Every record must be repeated exactly; omit any pictures they contain.

===

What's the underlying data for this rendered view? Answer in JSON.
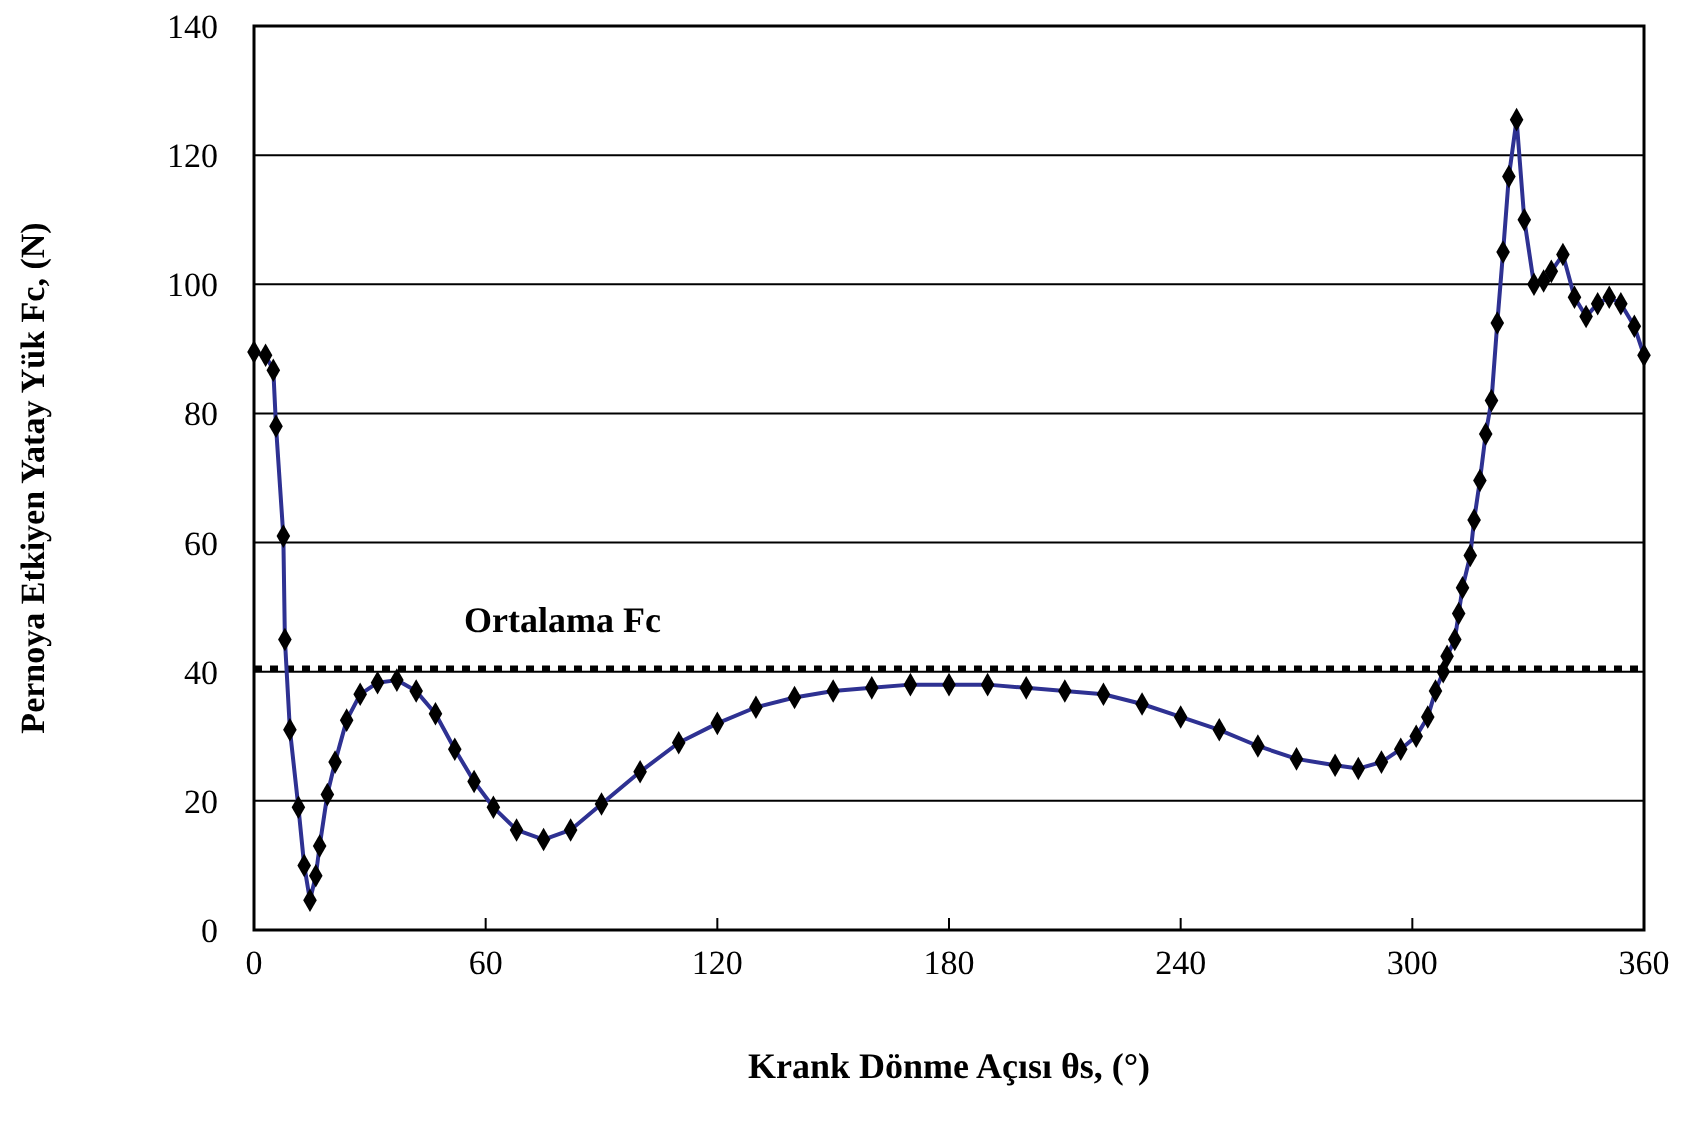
{
  "chart_data": {
    "type": "line",
    "xlabel": "Krank Dönme Açısı θs, (°)",
    "ylabel": "Pernoya Etkiyen Yatay Yük  Fc, (N)",
    "series": [
      {
        "color": "#2e3192",
        "x": [
          0,
          3,
          5,
          5.7,
          7.6,
          8,
          9.3,
          11.5,
          13,
          14.5,
          16,
          17,
          19,
          21,
          24,
          27.5,
          32,
          37,
          42,
          47,
          52,
          57,
          62,
          68,
          75,
          82,
          90,
          100,
          110,
          120,
          130,
          140,
          150,
          160,
          170,
          180,
          190,
          200,
          210,
          220,
          230,
          240,
          250,
          260,
          270,
          280,
          286,
          292,
          297,
          301,
          304,
          306,
          308,
          309,
          311,
          312,
          313,
          315,
          316,
          317.5,
          319,
          320.5,
          322,
          323.5,
          325,
          327,
          329,
          331.5,
          334,
          336,
          339,
          342,
          345,
          348,
          351,
          354,
          357.5,
          360
        ],
        "values": [
          89.5,
          89,
          86.7,
          78,
          61,
          45,
          31,
          19,
          10,
          4.6,
          8.4,
          13,
          21,
          26,
          32.5,
          36.5,
          38.3,
          38.7,
          37,
          33.5,
          28,
          23,
          19,
          15.5,
          14,
          15.5,
          19.5,
          24.5,
          29,
          32,
          34.5,
          36,
          37,
          37.5,
          38,
          38,
          38,
          37.5,
          37,
          36.5,
          35,
          33,
          31,
          28.5,
          26.5,
          25.5,
          25,
          26,
          28,
          30,
          33,
          37,
          40,
          42.4,
          45,
          49,
          53,
          58,
          63.5,
          69.6,
          76.8,
          82,
          94,
          105,
          116.7,
          125.5,
          110,
          100,
          100.5,
          102,
          104.6,
          98,
          95,
          97,
          98,
          97,
          93.5,
          89
        ]
      }
    ],
    "xlim": [
      0,
      360
    ],
    "xticks": [
      0,
      60,
      120,
      180,
      240,
      300,
      360
    ],
    "ylim": [
      0,
      140
    ],
    "yticks": [
      0,
      20,
      40,
      60,
      80,
      100,
      120,
      140
    ],
    "grid": "y",
    "marker": "diamond",
    "line_style": "solid",
    "ref_lines": [
      {
        "axis": "y",
        "value": 40.5,
        "label": "Ortalama Fc",
        "color": "#000000",
        "line_style": "dotted"
      }
    ]
  }
}
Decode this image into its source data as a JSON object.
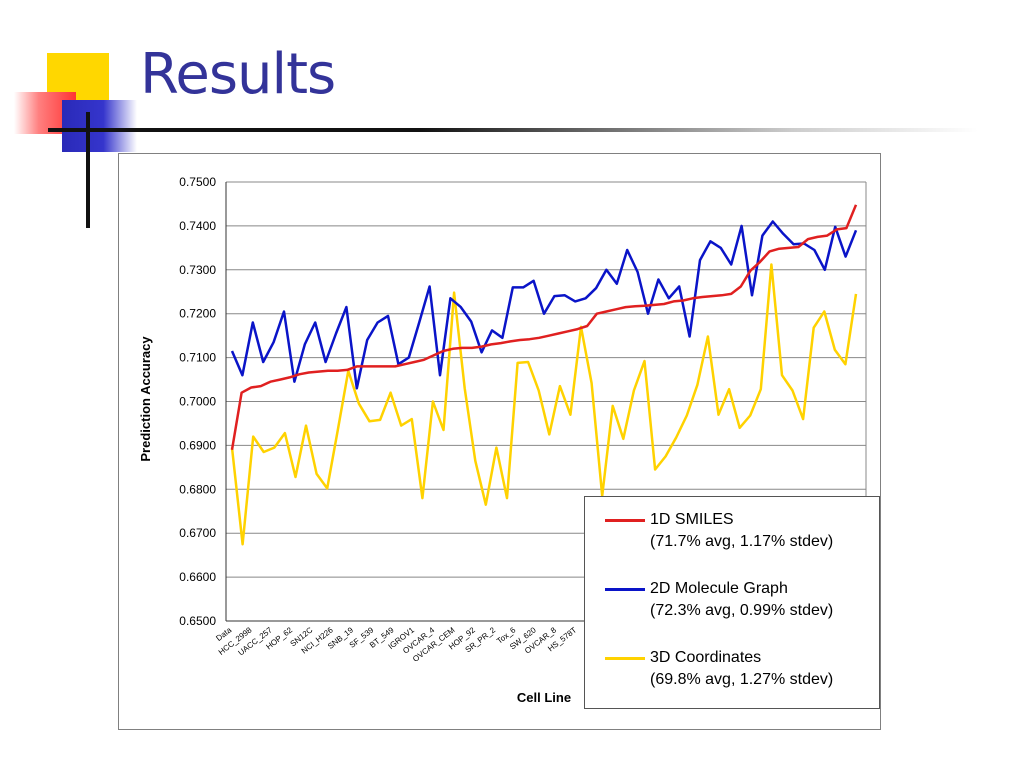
{
  "slide": {
    "title": "Results"
  },
  "chart_data": {
    "type": "line",
    "xlabel": "Cell Line",
    "ylabel": "Prediction Accuracy",
    "ylim": [
      0.65,
      0.75
    ],
    "y_ticks": [
      "0.6500",
      "0.6600",
      "0.6700",
      "0.6800",
      "0.6900",
      "0.7000",
      "0.7100",
      "0.7200",
      "0.7300",
      "0.7400",
      "0.7500"
    ],
    "x_tick_labels": [
      "Data",
      "HCC_2998",
      "UACC_257",
      "HOP_62",
      "SN12C",
      "NCI_H226",
      "SNB_19",
      "SF_539",
      "BT_549",
      "IGROV1",
      "OVCAR_4",
      "OVCAR_CEM",
      "HOP_92",
      "SR_PR_2",
      "Tox_6",
      "SW_620",
      "OVCAR_8",
      "HS_578T"
    ],
    "grid": "horizontal",
    "legend_position": "bottom-right",
    "series": [
      {
        "name": "1D SMILES",
        "note": "(71.7% avg, 1.17% stdev)",
        "color": "#e02020",
        "values": [
          0.689,
          0.702,
          0.7032,
          0.7035,
          0.7045,
          0.705,
          0.7055,
          0.7062,
          0.7066,
          0.7068,
          0.707,
          0.707,
          0.7072,
          0.708,
          0.708,
          0.708,
          0.708,
          0.708,
          0.7085,
          0.709,
          0.7095,
          0.7105,
          0.7115,
          0.712,
          0.7122,
          0.7122,
          0.7125,
          0.713,
          0.7133,
          0.7137,
          0.714,
          0.7142,
          0.7145,
          0.715,
          0.7155,
          0.716,
          0.7165,
          0.7172,
          0.72,
          0.7205,
          0.721,
          0.7215,
          0.7217,
          0.7218,
          0.722,
          0.7222,
          0.7228,
          0.723,
          0.7235,
          0.7238,
          0.724,
          0.7242,
          0.7245,
          0.7262,
          0.7298,
          0.7318,
          0.7342,
          0.7348,
          0.735,
          0.7352,
          0.737,
          0.7375,
          0.7378,
          0.7392,
          0.7395,
          0.7448
        ]
      },
      {
        "name": "2D Molecule Graph",
        "note": "(72.3% avg, 0.99% stdev)",
        "color": "#0a14c8",
        "values": [
          0.7115,
          0.706,
          0.718,
          0.709,
          0.7135,
          0.7205,
          0.7045,
          0.713,
          0.718,
          0.709,
          0.7155,
          0.7215,
          0.703,
          0.714,
          0.718,
          0.7195,
          0.7085,
          0.71,
          0.718,
          0.7262,
          0.706,
          0.7235,
          0.7215,
          0.7182,
          0.7112,
          0.7162,
          0.7145,
          0.726,
          0.726,
          0.7275,
          0.72,
          0.724,
          0.7242,
          0.7228,
          0.7235,
          0.7258,
          0.73,
          0.7268,
          0.7345,
          0.7295,
          0.72,
          0.7278,
          0.7235,
          0.7262,
          0.7148,
          0.7322,
          0.7365,
          0.735,
          0.7312,
          0.74,
          0.7242,
          0.7378,
          0.741,
          0.7382,
          0.7358,
          0.736,
          0.7345,
          0.73,
          0.7398,
          0.733,
          0.739
        ]
      },
      {
        "name": "3D Coordinates",
        "note": "(69.8% avg, 1.27% stdev)",
        "color": "#ffd200",
        "values": [
          0.6895,
          0.6675,
          0.692,
          0.6885,
          0.6895,
          0.6928,
          0.6828,
          0.6945,
          0.6835,
          0.6802,
          0.6935,
          0.707,
          0.6995,
          0.6955,
          0.6958,
          0.702,
          0.6945,
          0.696,
          0.678,
          0.7,
          0.6935,
          0.7248,
          0.703,
          0.6865,
          0.6765,
          0.6895,
          0.678,
          0.7088,
          0.709,
          0.7025,
          0.6925,
          0.7035,
          0.697,
          0.717,
          0.7042,
          0.6785,
          0.699,
          0.6915,
          0.7025,
          0.7092,
          0.6845,
          0.6875,
          0.6918,
          0.6968,
          0.7038,
          0.7148,
          0.697,
          0.7028,
          0.694,
          0.6968,
          0.7028,
          0.7312,
          0.706,
          0.7025,
          0.696,
          0.7168,
          0.7205,
          0.7118,
          0.7085,
          0.7245
        ]
      }
    ]
  }
}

===

■ Answer to this task ■
What's the underlying data for this rendered view? Answer in JSON.
{
  "chart_data": {
    "type": "line",
    "xlabel": "Krank Dönme Açısı θs, (°)",
    "ylabel": "Pernoya Etkiyen Yatay Yük  Fc, (N)",
    "series": [
      {
        "color": "#2e3192",
        "x": [
          0,
          3,
          5,
          5.7,
          7.6,
          8,
          9.3,
          11.5,
          13,
          14.5,
          16,
          17,
          19,
          21,
          24,
          27.5,
          32,
          37,
          42,
          47,
          52,
          57,
          62,
          68,
          75,
          82,
          90,
          100,
          110,
          120,
          130,
          140,
          150,
          160,
          170,
          180,
          190,
          200,
          210,
          220,
          230,
          240,
          250,
          260,
          270,
          280,
          286,
          292,
          297,
          301,
          304,
          306,
          308,
          309,
          311,
          312,
          313,
          315,
          316,
          317.5,
          319,
          320.5,
          322,
          323.5,
          325,
          327,
          329,
          331.5,
          334,
          336,
          339,
          342,
          345,
          348,
          351,
          354,
          357.5,
          360
        ],
        "values": [
          89.5,
          89,
          86.7,
          78,
          61,
          45,
          31,
          19,
          10,
          4.6,
          8.4,
          13,
          21,
          26,
          32.5,
          36.5,
          38.3,
          38.7,
          37,
          33.5,
          28,
          23,
          19,
          15.5,
          14,
          15.5,
          19.5,
          24.5,
          29,
          32,
          34.5,
          36,
          37,
          37.5,
          38,
          38,
          38,
          37.5,
          37,
          36.5,
          35,
          33,
          31,
          28.5,
          26.5,
          25.5,
          25,
          26,
          28,
          30,
          33,
          37,
          40,
          42.4,
          45,
          49,
          53,
          58,
          63.5,
          69.6,
          76.8,
          82,
          94,
          105,
          116.7,
          125.5,
          110,
          100,
          100.5,
          102,
          104.6,
          98,
          95,
          97,
          98,
          97,
          93.5,
          89
        ]
      }
    ],
    "xlim": [
      0,
      360
    ],
    "xticks": [
      0,
      60,
      120,
      180,
      240,
      300,
      360
    ],
    "ylim": [
      0,
      140
    ],
    "yticks": [
      0,
      20,
      40,
      60,
      80,
      100,
      120,
      140
    ],
    "grid": "y",
    "marker": "diamond",
    "line_style": "solid",
    "ref_lines": [
      {
        "axis": "y",
        "value": 40.5,
        "label": "Ortalama Fc",
        "color": "#000000",
        "line_style": "dotted"
      }
    ]
  }
}
Decode this image into its source data as a JSON object.
{
  "slide": {
    "title": "Results"
  },
  "chart_data": {
    "type": "line",
    "xlabel": "Cell Line",
    "ylabel": "Prediction Accuracy",
    "ylim": [
      0.65,
      0.75
    ],
    "y_ticks": [
      "0.6500",
      "0.6600",
      "0.6700",
      "0.6800",
      "0.6900",
      "0.7000",
      "0.7100",
      "0.7200",
      "0.7300",
      "0.7400",
      "0.7500"
    ],
    "x_tick_labels": [
      "Data",
      "HCC_2998",
      "UACC_257",
      "HOP_62",
      "SN12C",
      "NCI_H226",
      "SNB_19",
      "SF_539",
      "BT_549",
      "IGROV1",
      "OVCAR_4",
      "OVCAR_CEM",
      "HOP_92",
      "SR_PR_2",
      "Tox_6",
      "SW_620",
      "OVCAR_8",
      "HS_578T"
    ],
    "grid": "horizontal",
    "legend_position": "bottom-right",
    "series": [
      {
        "name": "1D SMILES",
        "note": "(71.7% avg, 1.17% stdev)",
        "color": "#e02020",
        "values": [
          0.689,
          0.702,
          0.7032,
          0.7035,
          0.7045,
          0.705,
          0.7055,
          0.7062,
          0.7066,
          0.7068,
          0.707,
          0.707,
          0.7072,
          0.708,
          0.708,
          0.708,
          0.708,
          0.708,
          0.7085,
          0.709,
          0.7095,
          0.7105,
          0.7115,
          0.712,
          0.7122,
          0.7122,
          0.7125,
          0.713,
          0.7133,
          0.7137,
          0.714,
          0.7142,
          0.7145,
          0.715,
          0.7155,
          0.716,
          0.7165,
          0.7172,
          0.72,
          0.7205,
          0.721,
          0.7215,
          0.7217,
          0.7218,
          0.722,
          0.7222,
          0.7228,
          0.723,
          0.7235,
          0.7238,
          0.724,
          0.7242,
          0.7245,
          0.7262,
          0.7298,
          0.7318,
          0.7342,
          0.7348,
          0.735,
          0.7352,
          0.737,
          0.7375,
          0.7378,
          0.7392,
          0.7395,
          0.7448
        ]
      },
      {
        "name": "2D Molecule Graph",
        "note": "(72.3% avg, 0.99% stdev)",
        "color": "#0a14c8",
        "values": [
          0.7115,
          0.706,
          0.718,
          0.709,
          0.7135,
          0.7205,
          0.7045,
          0.713,
          0.718,
          0.709,
          0.7155,
          0.7215,
          0.703,
          0.714,
          0.718,
          0.7195,
          0.7085,
          0.71,
          0.718,
          0.7262,
          0.706,
          0.7235,
          0.7215,
          0.7182,
          0.7112,
          0.7162,
          0.7145,
          0.726,
          0.726,
          0.7275,
          0.72,
          0.724,
          0.7242,
          0.7228,
          0.7235,
          0.7258,
          0.73,
          0.7268,
          0.7345,
          0.7295,
          0.72,
          0.7278,
          0.7235,
          0.7262,
          0.7148,
          0.7322,
          0.7365,
          0.735,
          0.7312,
          0.74,
          0.7242,
          0.7378,
          0.741,
          0.7382,
          0.7358,
          0.736,
          0.7345,
          0.73,
          0.7398,
          0.733,
          0.739
        ]
      },
      {
        "name": "3D Coordinates",
        "note": "(69.8% avg, 1.27% stdev)",
        "color": "#ffd200",
        "values": [
          0.6895,
          0.6675,
          0.692,
          0.6885,
          0.6895,
          0.6928,
          0.6828,
          0.6945,
          0.6835,
          0.6802,
          0.6935,
          0.707,
          0.6995,
          0.6955,
          0.6958,
          0.702,
          0.6945,
          0.696,
          0.678,
          0.7,
          0.6935,
          0.7248,
          0.703,
          0.6865,
          0.6765,
          0.6895,
          0.678,
          0.7088,
          0.709,
          0.7025,
          0.6925,
          0.7035,
          0.697,
          0.717,
          0.7042,
          0.6785,
          0.699,
          0.6915,
          0.7025,
          0.7092,
          0.6845,
          0.6875,
          0.6918,
          0.6968,
          0.7038,
          0.7148,
          0.697,
          0.7028,
          0.694,
          0.6968,
          0.7028,
          0.7312,
          0.706,
          0.7025,
          0.696,
          0.7168,
          0.7205,
          0.7118,
          0.7085,
          0.7245
        ]
      }
    ]
  }
}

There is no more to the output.